── EXCERPTED RECORDS
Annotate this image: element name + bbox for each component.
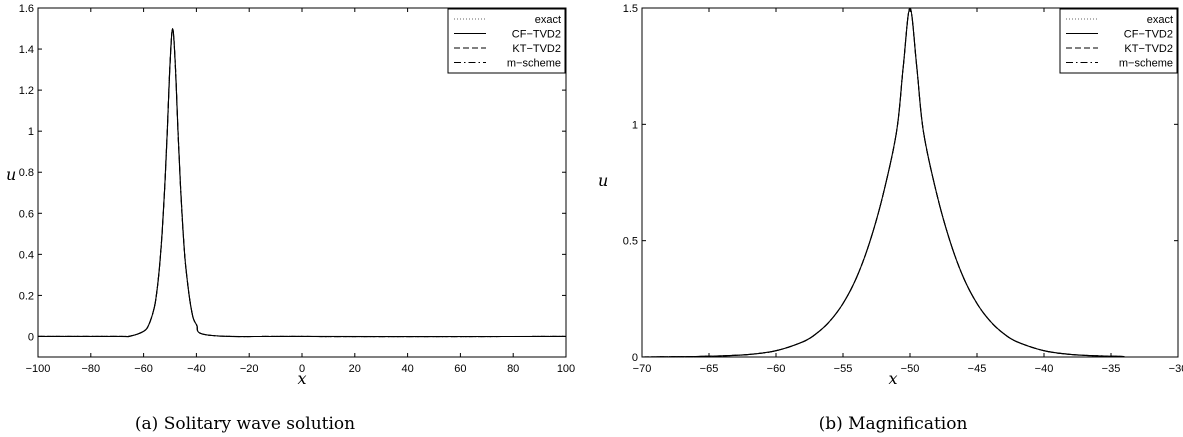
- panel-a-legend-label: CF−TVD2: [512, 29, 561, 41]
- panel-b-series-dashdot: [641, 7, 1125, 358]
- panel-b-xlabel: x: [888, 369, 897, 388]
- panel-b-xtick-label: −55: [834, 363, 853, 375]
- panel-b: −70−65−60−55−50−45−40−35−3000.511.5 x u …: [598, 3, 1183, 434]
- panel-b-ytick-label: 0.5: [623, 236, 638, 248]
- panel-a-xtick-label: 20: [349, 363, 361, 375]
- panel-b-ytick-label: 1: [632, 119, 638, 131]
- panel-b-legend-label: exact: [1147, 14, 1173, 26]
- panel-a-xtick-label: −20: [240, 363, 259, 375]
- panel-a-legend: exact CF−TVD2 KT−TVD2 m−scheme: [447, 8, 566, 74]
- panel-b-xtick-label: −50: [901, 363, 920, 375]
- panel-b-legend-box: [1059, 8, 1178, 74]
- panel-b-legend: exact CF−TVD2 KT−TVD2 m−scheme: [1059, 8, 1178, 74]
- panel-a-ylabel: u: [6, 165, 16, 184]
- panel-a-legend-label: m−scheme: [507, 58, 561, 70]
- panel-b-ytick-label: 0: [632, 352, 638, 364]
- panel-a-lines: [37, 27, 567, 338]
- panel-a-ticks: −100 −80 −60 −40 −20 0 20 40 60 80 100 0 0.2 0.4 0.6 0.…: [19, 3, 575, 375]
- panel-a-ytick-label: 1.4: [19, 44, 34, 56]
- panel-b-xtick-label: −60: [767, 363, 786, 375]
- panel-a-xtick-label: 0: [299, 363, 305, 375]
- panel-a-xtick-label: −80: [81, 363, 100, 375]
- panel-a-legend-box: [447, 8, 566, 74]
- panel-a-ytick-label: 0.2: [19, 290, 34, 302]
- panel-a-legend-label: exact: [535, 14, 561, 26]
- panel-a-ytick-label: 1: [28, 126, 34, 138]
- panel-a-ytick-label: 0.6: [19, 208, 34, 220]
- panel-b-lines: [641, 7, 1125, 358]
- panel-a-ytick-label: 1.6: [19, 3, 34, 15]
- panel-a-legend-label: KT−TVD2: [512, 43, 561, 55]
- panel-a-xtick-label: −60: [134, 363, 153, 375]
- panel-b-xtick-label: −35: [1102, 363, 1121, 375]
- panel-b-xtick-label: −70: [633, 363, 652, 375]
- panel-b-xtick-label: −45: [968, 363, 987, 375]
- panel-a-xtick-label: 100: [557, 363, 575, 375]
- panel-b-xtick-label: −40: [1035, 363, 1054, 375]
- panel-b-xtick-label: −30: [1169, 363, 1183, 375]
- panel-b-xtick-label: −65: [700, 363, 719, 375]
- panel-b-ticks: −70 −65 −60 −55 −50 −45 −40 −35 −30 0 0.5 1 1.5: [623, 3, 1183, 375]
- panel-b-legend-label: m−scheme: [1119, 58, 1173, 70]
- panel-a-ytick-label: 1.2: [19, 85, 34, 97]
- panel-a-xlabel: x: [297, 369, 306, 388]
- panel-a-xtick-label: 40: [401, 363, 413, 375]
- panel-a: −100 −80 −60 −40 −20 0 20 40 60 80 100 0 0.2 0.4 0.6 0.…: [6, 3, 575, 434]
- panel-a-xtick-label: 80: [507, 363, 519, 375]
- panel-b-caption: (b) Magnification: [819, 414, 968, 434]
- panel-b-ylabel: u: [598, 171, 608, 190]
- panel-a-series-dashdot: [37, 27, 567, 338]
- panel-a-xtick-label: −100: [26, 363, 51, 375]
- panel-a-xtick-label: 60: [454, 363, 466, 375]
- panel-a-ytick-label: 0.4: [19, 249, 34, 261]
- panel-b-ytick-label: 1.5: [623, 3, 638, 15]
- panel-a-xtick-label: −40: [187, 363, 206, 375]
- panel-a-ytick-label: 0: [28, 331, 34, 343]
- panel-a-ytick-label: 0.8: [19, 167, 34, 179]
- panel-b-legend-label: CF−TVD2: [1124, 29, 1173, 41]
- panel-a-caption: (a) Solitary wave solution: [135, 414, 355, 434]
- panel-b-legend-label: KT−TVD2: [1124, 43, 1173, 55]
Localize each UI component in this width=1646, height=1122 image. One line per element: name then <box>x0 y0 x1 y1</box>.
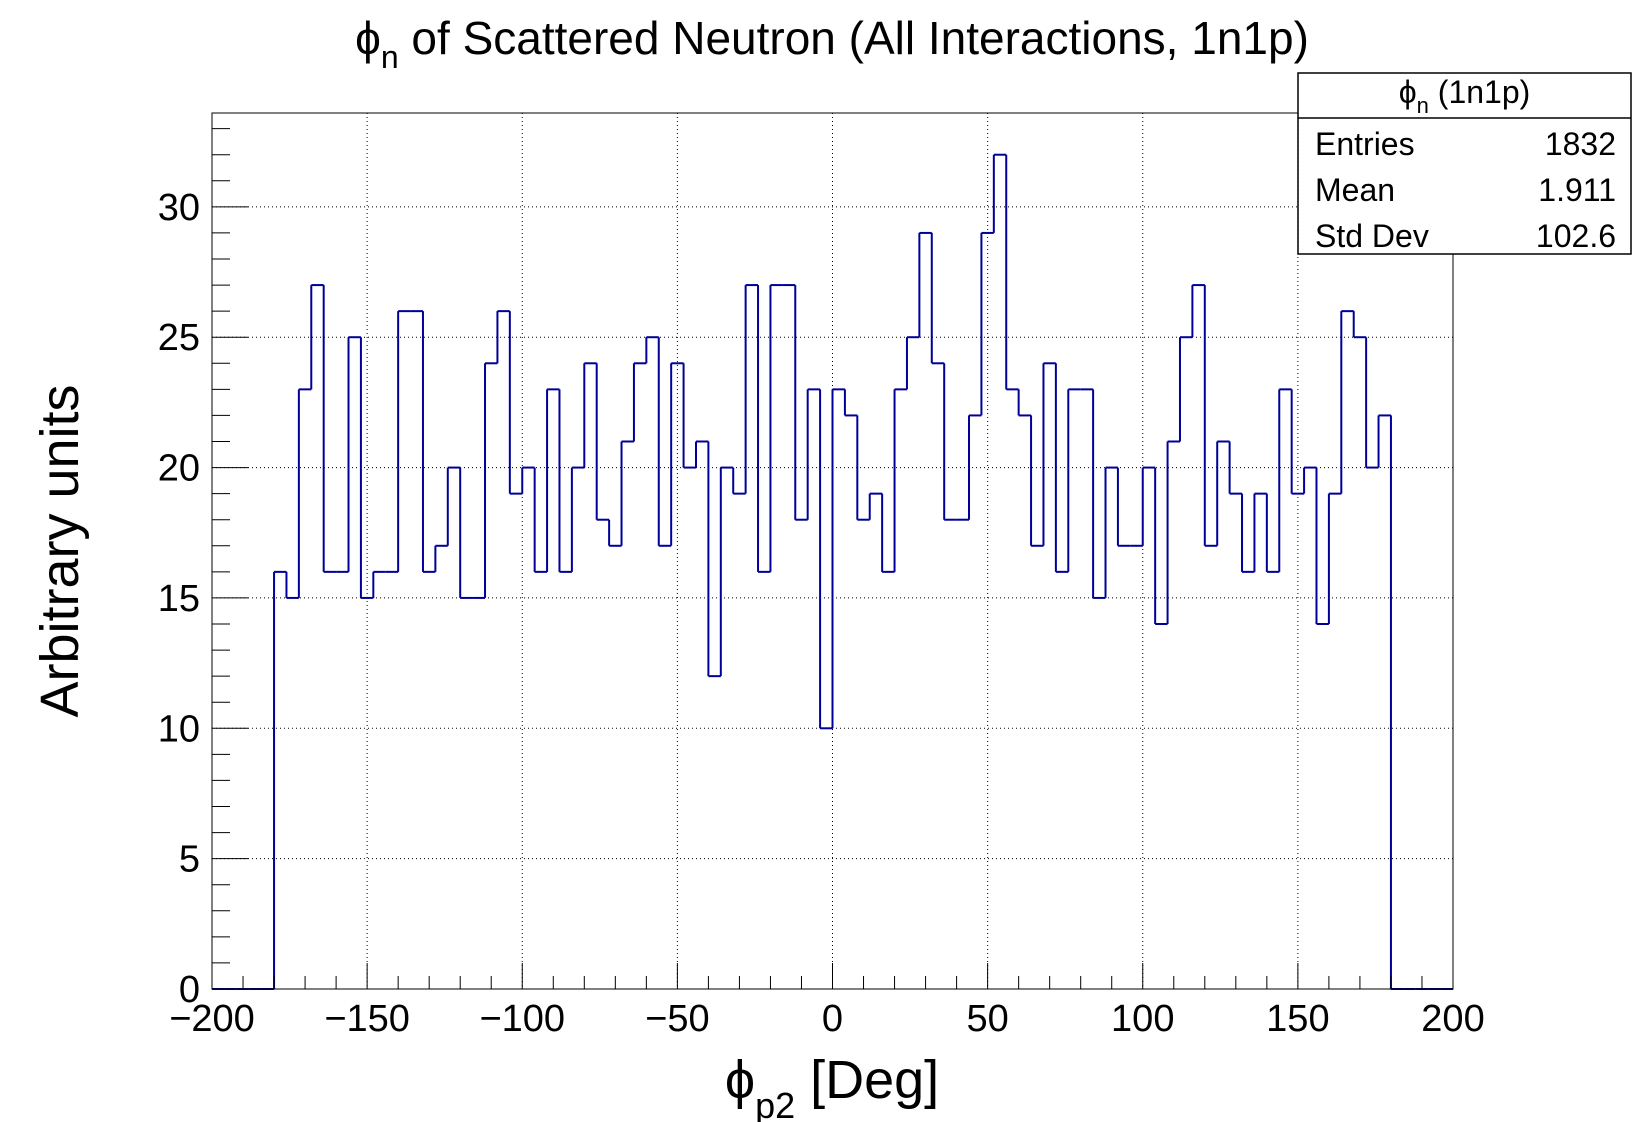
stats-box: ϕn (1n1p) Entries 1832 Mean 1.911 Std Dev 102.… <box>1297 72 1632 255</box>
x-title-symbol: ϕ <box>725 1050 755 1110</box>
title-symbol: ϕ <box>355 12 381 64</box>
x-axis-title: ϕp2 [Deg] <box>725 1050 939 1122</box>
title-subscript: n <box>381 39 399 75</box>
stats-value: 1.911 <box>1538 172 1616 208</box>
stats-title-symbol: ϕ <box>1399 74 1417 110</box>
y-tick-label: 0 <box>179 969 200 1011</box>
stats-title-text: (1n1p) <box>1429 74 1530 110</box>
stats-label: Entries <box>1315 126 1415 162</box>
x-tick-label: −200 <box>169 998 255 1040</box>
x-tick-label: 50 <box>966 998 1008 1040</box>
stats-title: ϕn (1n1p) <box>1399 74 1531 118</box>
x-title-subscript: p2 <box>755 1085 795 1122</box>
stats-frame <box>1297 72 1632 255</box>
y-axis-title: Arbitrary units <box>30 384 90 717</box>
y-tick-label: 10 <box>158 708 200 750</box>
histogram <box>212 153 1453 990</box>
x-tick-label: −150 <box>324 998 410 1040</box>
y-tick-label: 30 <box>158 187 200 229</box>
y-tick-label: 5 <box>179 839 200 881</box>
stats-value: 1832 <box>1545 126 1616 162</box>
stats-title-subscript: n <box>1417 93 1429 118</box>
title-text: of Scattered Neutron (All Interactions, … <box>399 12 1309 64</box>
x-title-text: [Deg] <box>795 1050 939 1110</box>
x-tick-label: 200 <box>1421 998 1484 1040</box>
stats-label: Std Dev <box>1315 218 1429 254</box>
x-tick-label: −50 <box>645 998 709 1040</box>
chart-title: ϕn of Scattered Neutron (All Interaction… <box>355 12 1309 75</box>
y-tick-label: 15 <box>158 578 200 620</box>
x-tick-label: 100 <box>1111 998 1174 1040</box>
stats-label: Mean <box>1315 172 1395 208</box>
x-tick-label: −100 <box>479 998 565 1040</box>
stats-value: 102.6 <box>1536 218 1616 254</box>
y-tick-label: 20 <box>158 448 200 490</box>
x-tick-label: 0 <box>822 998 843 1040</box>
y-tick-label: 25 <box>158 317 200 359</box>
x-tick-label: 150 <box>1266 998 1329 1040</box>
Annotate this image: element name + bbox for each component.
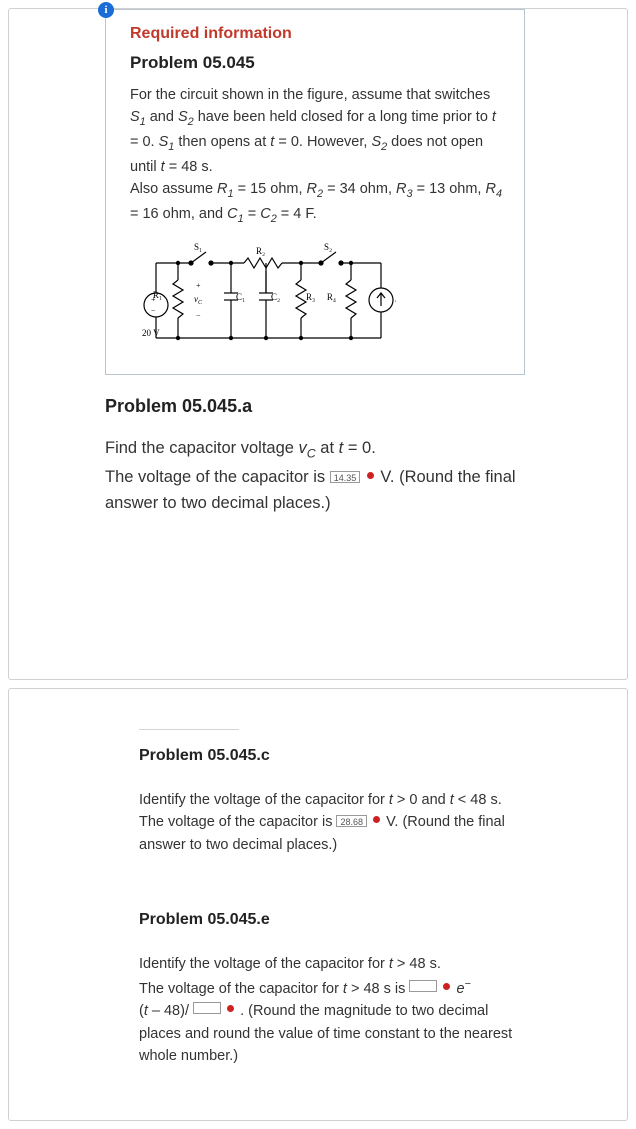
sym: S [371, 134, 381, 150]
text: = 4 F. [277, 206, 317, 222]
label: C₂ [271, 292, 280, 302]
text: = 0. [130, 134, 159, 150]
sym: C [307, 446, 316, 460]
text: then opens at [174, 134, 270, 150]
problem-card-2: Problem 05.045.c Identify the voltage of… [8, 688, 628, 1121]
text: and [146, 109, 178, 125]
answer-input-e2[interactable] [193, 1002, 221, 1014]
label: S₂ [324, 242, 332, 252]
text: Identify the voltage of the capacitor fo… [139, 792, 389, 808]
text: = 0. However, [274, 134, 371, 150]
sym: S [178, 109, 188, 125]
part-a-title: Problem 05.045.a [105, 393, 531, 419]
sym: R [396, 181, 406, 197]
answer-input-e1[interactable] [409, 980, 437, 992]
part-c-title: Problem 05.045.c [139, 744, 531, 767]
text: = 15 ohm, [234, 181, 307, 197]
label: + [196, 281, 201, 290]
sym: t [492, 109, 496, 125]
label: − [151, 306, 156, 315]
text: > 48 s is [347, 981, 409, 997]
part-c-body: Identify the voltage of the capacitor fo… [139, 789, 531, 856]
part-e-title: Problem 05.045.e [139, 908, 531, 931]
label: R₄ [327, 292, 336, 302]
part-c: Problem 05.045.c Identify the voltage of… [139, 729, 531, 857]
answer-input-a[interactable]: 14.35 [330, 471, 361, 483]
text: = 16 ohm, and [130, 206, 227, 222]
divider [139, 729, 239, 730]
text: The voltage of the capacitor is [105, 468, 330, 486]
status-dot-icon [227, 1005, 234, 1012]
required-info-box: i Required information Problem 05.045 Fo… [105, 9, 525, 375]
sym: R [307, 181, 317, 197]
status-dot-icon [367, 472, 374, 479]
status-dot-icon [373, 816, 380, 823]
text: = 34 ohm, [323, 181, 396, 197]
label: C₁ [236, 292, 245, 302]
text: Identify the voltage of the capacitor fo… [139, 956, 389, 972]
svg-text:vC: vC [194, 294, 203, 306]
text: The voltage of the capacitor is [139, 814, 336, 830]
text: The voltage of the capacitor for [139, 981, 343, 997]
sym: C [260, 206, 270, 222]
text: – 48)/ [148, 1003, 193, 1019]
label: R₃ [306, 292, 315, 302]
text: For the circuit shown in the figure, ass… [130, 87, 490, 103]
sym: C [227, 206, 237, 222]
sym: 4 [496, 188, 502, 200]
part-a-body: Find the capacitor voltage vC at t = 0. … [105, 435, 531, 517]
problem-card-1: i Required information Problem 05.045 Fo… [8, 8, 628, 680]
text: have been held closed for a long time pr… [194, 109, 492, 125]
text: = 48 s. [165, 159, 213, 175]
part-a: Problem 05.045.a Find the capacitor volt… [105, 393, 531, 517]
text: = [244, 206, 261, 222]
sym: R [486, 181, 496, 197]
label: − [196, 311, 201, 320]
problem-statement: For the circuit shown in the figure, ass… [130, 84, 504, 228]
────
▶ WHAT IS ASKED: Output the stretch of lines from the one containing "sym: S [371, 134, 381, 150]" through the one containing "status-dot-icon [373, 816, 380, 823]", both included, reproducing each line exactly.

▶ FINISHED EXERCISE:
sym: S [371, 134, 381, 150]
text: = 4 F. [277, 206, 317, 222]
label: C₂ [271, 292, 280, 302]
text: = 0. [130, 134, 159, 150]
sym: C [307, 446, 316, 460]
text: then opens at [174, 134, 270, 150]
problem-card-2: Problem 05.045.c Identify the voltage of… [8, 688, 628, 1121]
text: and [146, 109, 178, 125]
answer-input-e2[interactable] [193, 1002, 221, 1014]
label: S₂ [324, 242, 332, 252]
text: Identify the voltage of the capacitor fo… [139, 792, 389, 808]
text: = 0. However, [274, 134, 371, 150]
sym: S [178, 109, 188, 125]
part-a-title: Problem 05.045.a [105, 393, 531, 419]
sym: R [396, 181, 406, 197]
answer-input-e1[interactable] [409, 980, 437, 992]
part-c-title: Problem 05.045.c [139, 744, 531, 767]
text: = 15 ohm, [234, 181, 307, 197]
label: + [196, 281, 201, 290]
sym: t [492, 109, 496, 125]
label: − [151, 306, 156, 315]
text: > 48 s is [347, 981, 409, 997]
part-c-body: Identify the voltage of the capacitor fo… [139, 789, 531, 856]
part-e-title: Problem 05.045.e [139, 908, 531, 931]
label: R₄ [327, 292, 336, 302]
part-c: Problem 05.045.c Identify the voltage of… [139, 729, 531, 857]
answer-input-a[interactable]: 14.35 [330, 471, 361, 483]
text: = 16 ohm, and [130, 206, 227, 222]
divider [139, 729, 239, 730]
text: The voltage of the capacitor is [105, 468, 330, 486]
status-dot-icon [227, 1005, 234, 1012]
required-info-box: i Required information Problem 05.045 Fo… [105, 9, 525, 375]
sym: R [307, 181, 317, 197]
status-dot-icon [367, 472, 374, 479]
status-dot-icon [373, 816, 380, 823]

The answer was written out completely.